* START Material for this exercise *

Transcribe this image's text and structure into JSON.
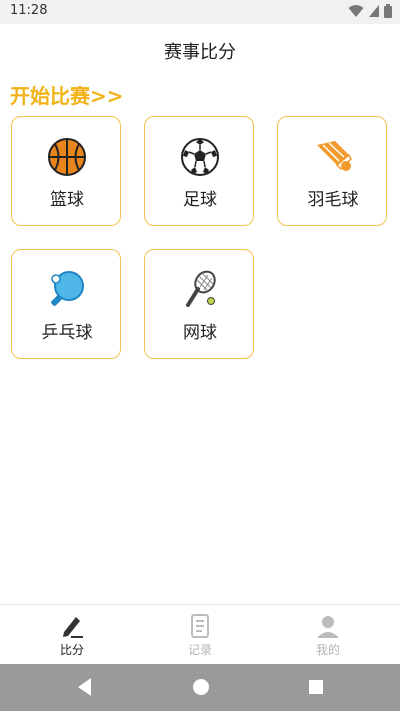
{
  "status_bar": {
    "time": "11:28"
  },
  "header": {
    "title": "赛事比分"
  },
  "start_label": "开始比赛>>",
  "sports": [
    {
      "label": "篮球",
      "icon": "basketball-icon"
    },
    {
      "label": "足球",
      "icon": "soccer-ball-icon"
    },
    {
      "label": "羽毛球",
      "icon": "shuttlecock-icon"
    },
    {
      "label": "乒乓球",
      "icon": "ping-pong-paddle-icon"
    },
    {
      "label": "网球",
      "icon": "tennis-racket-icon"
    }
  ],
  "bottom_nav": [
    {
      "label": "比分",
      "icon": "edit-pen-icon",
      "active": true
    },
    {
      "label": "记录",
      "icon": "notebook-icon",
      "active": false
    },
    {
      "label": "我的",
      "icon": "user-icon",
      "active": false
    }
  ],
  "colors": {
    "accent": "#f2b21a",
    "card_border": "#f3c34f"
  }
}
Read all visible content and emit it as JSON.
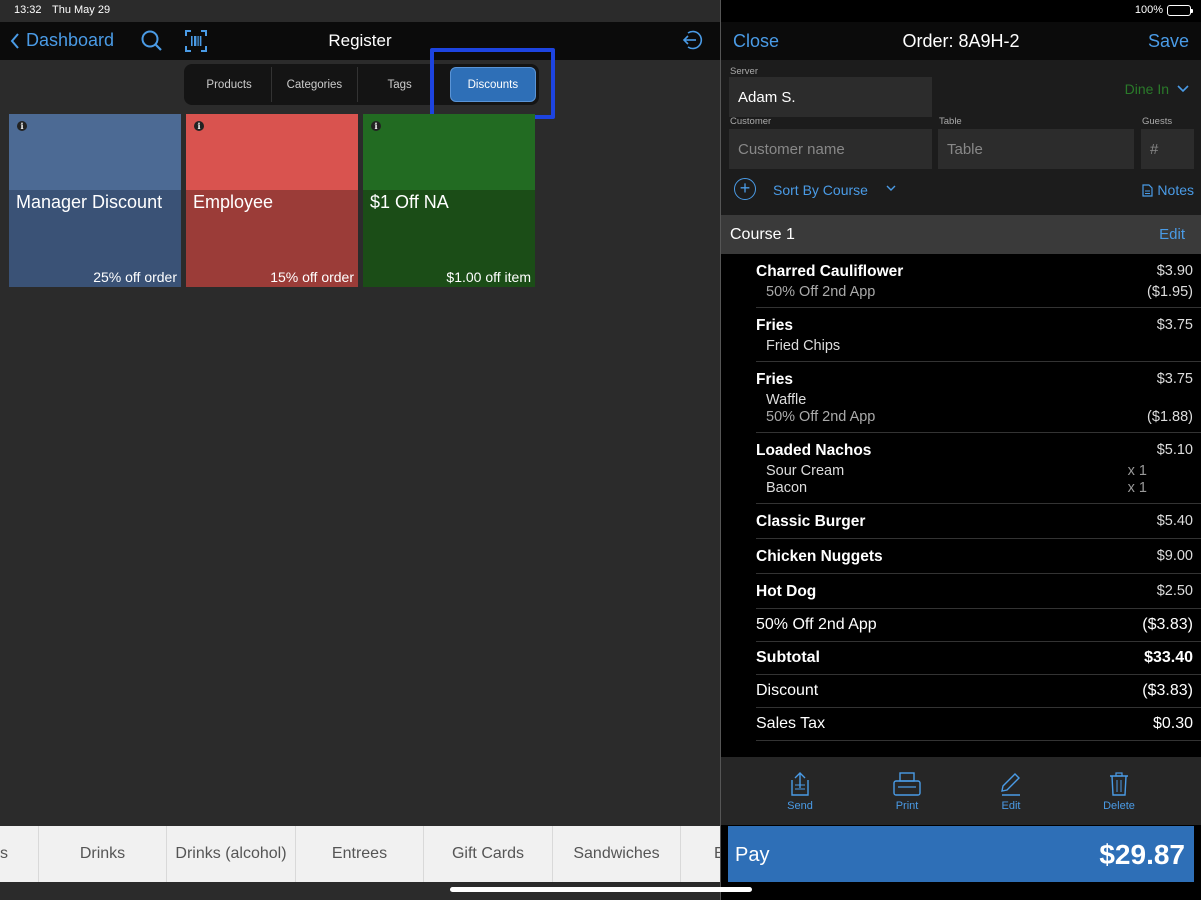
{
  "status": {
    "time": "13:32",
    "date": "Thu May 29",
    "battery": "100%"
  },
  "left": {
    "back_label": "Dashboard",
    "title": "Register",
    "segments": [
      "Products",
      "Categories",
      "Tags",
      "Discounts"
    ],
    "active_segment": "Discounts",
    "tiles": [
      {
        "name": "Manager Discount",
        "sub": "25% off order",
        "top_color": "#4c6a94",
        "bottom_color": "#3a5276"
      },
      {
        "name": "Employee",
        "sub": "15% off order",
        "top_color": "#d9534f",
        "bottom_color": "#9b3c38"
      },
      {
        "name": "$1 Off NA",
        "sub": "$1.00 off item",
        "top_color": "#226b22",
        "bottom_color": "#1b4d17"
      }
    ],
    "categories": [
      "s",
      "Drinks",
      "Drinks (alcohol)",
      "Entrees",
      "Gift Cards",
      "Sandwiches",
      "E"
    ]
  },
  "right": {
    "close_label": "Close",
    "order_title": "Order: 8A9H-2",
    "save_label": "Save",
    "server_label": "Server",
    "server_value": "Adam S.",
    "dine_label": "Dine In",
    "customer_label": "Customer",
    "customer_placeholder": "Customer name",
    "table_label": "Table",
    "table_placeholder": "Table",
    "guests_label": "Guests",
    "guests_placeholder": "#",
    "sort_label": "Sort By Course",
    "notes_label": "Notes",
    "course_label": "Course 1",
    "course_edit": "Edit",
    "items": [
      {
        "name": "Charred Cauliflower",
        "price": "$3.90",
        "mods": [
          {
            "text": "50% Off 2nd App",
            "value": "($1.95)",
            "discount": true
          }
        ]
      },
      {
        "name": "Fries",
        "price": "$3.75",
        "mods": [
          {
            "text": "Fried Chips",
            "value": "",
            "discount": false
          }
        ]
      },
      {
        "name": "Fries",
        "price": "$3.75",
        "mods": [
          {
            "text": "Waffle",
            "value": "",
            "discount": false
          },
          {
            "text": "50% Off 2nd App",
            "value": "($1.88)",
            "discount": true
          }
        ]
      },
      {
        "name": "Loaded Nachos",
        "price": "$5.10",
        "mods": [
          {
            "text": "Sour Cream",
            "qty": "x 1"
          },
          {
            "text": "Bacon",
            "qty": "x 1"
          }
        ]
      },
      {
        "name": "Classic Burger",
        "price": "$5.40",
        "mods": []
      },
      {
        "name": "Chicken Nuggets",
        "price": "$9.00",
        "mods": []
      },
      {
        "name": "Hot Dog",
        "price": "$2.50",
        "mods": []
      }
    ],
    "totals": [
      {
        "label": "50% Off 2nd App",
        "value": "($3.83)",
        "bold": false
      },
      {
        "label": "Subtotal",
        "value": "$33.40",
        "bold": true
      },
      {
        "label": "Discount",
        "value": "($3.83)",
        "bold": false
      },
      {
        "label": "Sales Tax",
        "value": "$0.30",
        "bold": false
      }
    ],
    "actions": [
      "Send",
      "Print",
      "Edit",
      "Delete"
    ],
    "pay_label": "Pay",
    "pay_amount": "$29.87"
  }
}
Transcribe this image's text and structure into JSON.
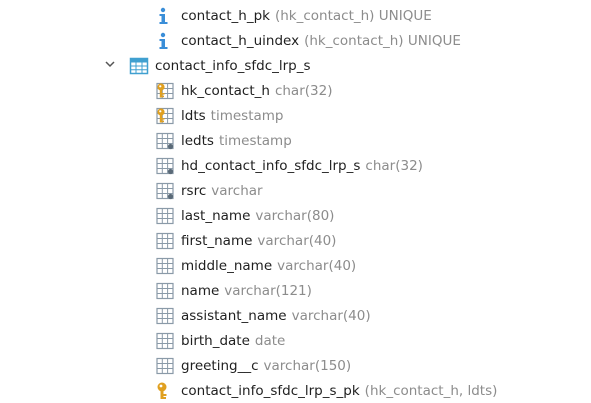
{
  "tree": {
    "index_1": {
      "name": "contact_h_pk",
      "detail": "(hk_contact_h) UNIQUE",
      "icon": "index-info-icon"
    },
    "index_2": {
      "name": "contact_h_uindex",
      "detail": "(hk_contact_h) UNIQUE",
      "icon": "index-info-icon"
    },
    "table": {
      "name": "contact_info_sfdc_lrp_s",
      "icon": "table-icon",
      "expanded": true
    },
    "columns": [
      {
        "name": "hk_contact_h",
        "type": "char(32)",
        "icon": "primary-key-column-icon"
      },
      {
        "name": "ldts",
        "type": "timestamp",
        "icon": "primary-key-column-icon"
      },
      {
        "name": "ledts",
        "type": "timestamp",
        "icon": "column-notnull-icon"
      },
      {
        "name": "hd_contact_info_sfdc_lrp_s",
        "type": "char(32)",
        "icon": "column-notnull-icon"
      },
      {
        "name": "rsrc",
        "type": "varchar",
        "icon": "column-notnull-icon"
      },
      {
        "name": "last_name",
        "type": "varchar(80)",
        "icon": "column-icon"
      },
      {
        "name": "first_name",
        "type": "varchar(40)",
        "icon": "column-icon"
      },
      {
        "name": "middle_name",
        "type": "varchar(40)",
        "icon": "column-icon"
      },
      {
        "name": "name",
        "type": "varchar(121)",
        "icon": "column-icon"
      },
      {
        "name": "assistant_name",
        "type": "varchar(40)",
        "icon": "column-icon"
      },
      {
        "name": "birth_date",
        "type": "date",
        "icon": "column-icon"
      },
      {
        "name": "greeting__c",
        "type": "varchar(150)",
        "icon": "column-icon"
      }
    ],
    "primary_key": {
      "name": "contact_info_sfdc_lrp_s_pk",
      "detail": "(hk_contact_h, ldts)",
      "icon": "key-icon"
    }
  },
  "colors": {
    "text": "#1f1f1f",
    "muted": "#8c8c8c",
    "table_blue": "#40a0d0",
    "grid_gray": "#8a9aa8",
    "key_gold": "#e0a020",
    "info_blue": "#3a8ed8"
  }
}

* END Material for this exercise *

Without including any pictures, output all the entries above exactly.

(Exercise solution):
Transcribe this image's text and structure into JSON.
{
  "status_bar": {
    "time": "11:28"
  },
  "header": {
    "title": "赛事比分"
  },
  "start_label": "开始比赛>>",
  "sports": [
    {
      "label": "篮球",
      "icon": "basketball-icon"
    },
    {
      "label": "足球",
      "icon": "soccer-ball-icon"
    },
    {
      "label": "羽毛球",
      "icon": "shuttlecock-icon"
    },
    {
      "label": "乒乓球",
      "icon": "ping-pong-paddle-icon"
    },
    {
      "label": "网球",
      "icon": "tennis-racket-icon"
    }
  ],
  "bottom_nav": [
    {
      "label": "比分",
      "icon": "edit-pen-icon",
      "active": true
    },
    {
      "label": "记录",
      "icon": "notebook-icon",
      "active": false
    },
    {
      "label": "我的",
      "icon": "user-icon",
      "active": false
    }
  ],
  "colors": {
    "accent": "#f2b21a",
    "card_border": "#f3c34f"
  }
}
Read all visible content and emit it as JSON.
{
  "status": {
    "time": "13:32",
    "date": "Thu May 29",
    "battery": "100%"
  },
  "left": {
    "back_label": "Dashboard",
    "title": "Register",
    "segments": [
      "Products",
      "Categories",
      "Tags",
      "Discounts"
    ],
    "active_segment": "Discounts",
    "tiles": [
      {
        "name": "Manager Discount",
        "sub": "25% off order",
        "top_color": "#4c6a94",
        "bottom_color": "#3a5276"
      },
      {
        "name": "Employee",
        "sub": "15% off order",
        "top_color": "#d9534f",
        "bottom_color": "#9b3c38"
      },
      {
        "name": "$1 Off NA",
        "sub": "$1.00 off item",
        "top_color": "#226b22",
        "bottom_color": "#1b4d17"
      }
    ],
    "categories": [
      "s",
      "Drinks",
      "Drinks (alcohol)",
      "Entrees",
      "Gift Cards",
      "Sandwiches",
      "E"
    ]
  },
  "right": {
    "close_label": "Close",
    "order_title": "Order: 8A9H-2",
    "save_label": "Save",
    "server_label": "Server",
    "server_value": "Adam S.",
    "dine_label": "Dine In",
    "customer_label": "Customer",
    "customer_placeholder": "Customer name",
    "table_label": "Table",
    "table_placeholder": "Table",
    "guests_label": "Guests",
    "guests_placeholder": "#",
    "sort_label": "Sort By Course",
    "notes_label": "Notes",
    "course_label": "Course 1",
    "course_edit": "Edit",
    "items": [
      {
        "name": "Charred Cauliflower",
        "price": "$3.90",
        "mods": [
          {
            "text": "50% Off 2nd App",
            "value": "($1.95)",
            "discount": true
          }
        ]
      },
      {
        "name": "Fries",
        "price": "$3.75",
        "mods": [
          {
            "text": "Fried Chips",
            "value": "",
            "discount": false
          }
        ]
      },
      {
        "name": "Fries",
        "price": "$3.75",
        "mods": [
          {
            "text": "Waffle",
            "value": "",
            "discount": false
          },
          {
            "text": "50% Off 2nd App",
            "value": "($1.88)",
            "discount": true
          }
        ]
      },
      {
        "name": "Loaded Nachos",
        "price": "$5.10",
        "mods": [
          {
            "text": "Sour Cream",
            "qty": "x 1"
          },
          {
            "text": "Bacon",
            "qty": "x 1"
          }
        ]
      },
      {
        "name": "Classic Burger",
        "price": "$5.40",
        "mods": []
      },
      {
        "name": "Chicken Nuggets",
        "price": "$9.00",
        "mods": []
      },
      {
        "name": "Hot Dog",
        "price": "$2.50",
        "mods": []
      }
    ],
    "totals": [
      {
        "label": "50% Off 2nd App",
        "value": "($3.83)",
        "bold": false
      },
      {
        "label": "Subtotal",
        "value": "$33.40",
        "bold": true
      },
      {
        "label": "Discount",
        "value": "($3.83)",
        "bold": false
      },
      {
        "label": "Sales Tax",
        "value": "$0.30",
        "bold": false
      }
    ],
    "actions": [
      "Send",
      "Print",
      "Edit",
      "Delete"
    ],
    "pay_label": "Pay",
    "pay_amount": "$29.87"
  }
}
Transcribe this image's text and structure into JSON.
{
  "tree": {
    "index_1": {
      "name": "contact_h_pk",
      "detail": "(hk_contact_h) UNIQUE",
      "icon": "index-info-icon"
    },
    "index_2": {
      "name": "contact_h_uindex",
      "detail": "(hk_contact_h) UNIQUE",
      "icon": "index-info-icon"
    },
    "table": {
      "name": "contact_info_sfdc_lrp_s",
      "icon": "table-icon",
      "expanded": true
    },
    "columns": [
      {
        "name": "hk_contact_h",
        "type": "char(32)",
        "icon": "primary-key-column-icon"
      },
      {
        "name": "ldts",
        "type": "timestamp",
        "icon": "primary-key-column-icon"
      },
      {
        "name": "ledts",
        "type": "timestamp",
        "icon": "column-notnull-icon"
      },
      {
        "name": "hd_contact_info_sfdc_lrp_s",
        "type": "char(32)",
        "icon": "column-notnull-icon"
      },
      {
        "name": "rsrc",
        "type": "varchar",
        "icon": "column-notnull-icon"
      },
      {
        "name": "last_name",
        "type": "varchar(80)",
        "icon": "column-icon"
      },
      {
        "name": "first_name",
        "type": "varchar(40)",
        "icon": "column-icon"
      },
      {
        "name": "middle_name",
        "type": "varchar(40)",
        "icon": "column-icon"
      },
      {
        "name": "name",
        "type": "varchar(121)",
        "icon": "column-icon"
      },
      {
        "name": "assistant_name",
        "type": "varchar(40)",
        "icon": "column-icon"
      },
      {
        "name": "birth_date",
        "type": "date",
        "icon": "column-icon"
      },
      {
        "name": "greeting__c",
        "type": "varchar(150)",
        "icon": "column-icon"
      }
    ],
    "primary_key": {
      "name": "contact_info_sfdc_lrp_s_pk",
      "detail": "(hk_contact_h, ldts)",
      "icon": "key-icon"
    }
  },
  "colors": {
    "text": "#1f1f1f",
    "muted": "#8c8c8c",
    "table_blue": "#40a0d0",
    "grid_gray": "#8a9aa8",
    "key_gold": "#e0a020",
    "info_blue": "#3a8ed8"
  }
}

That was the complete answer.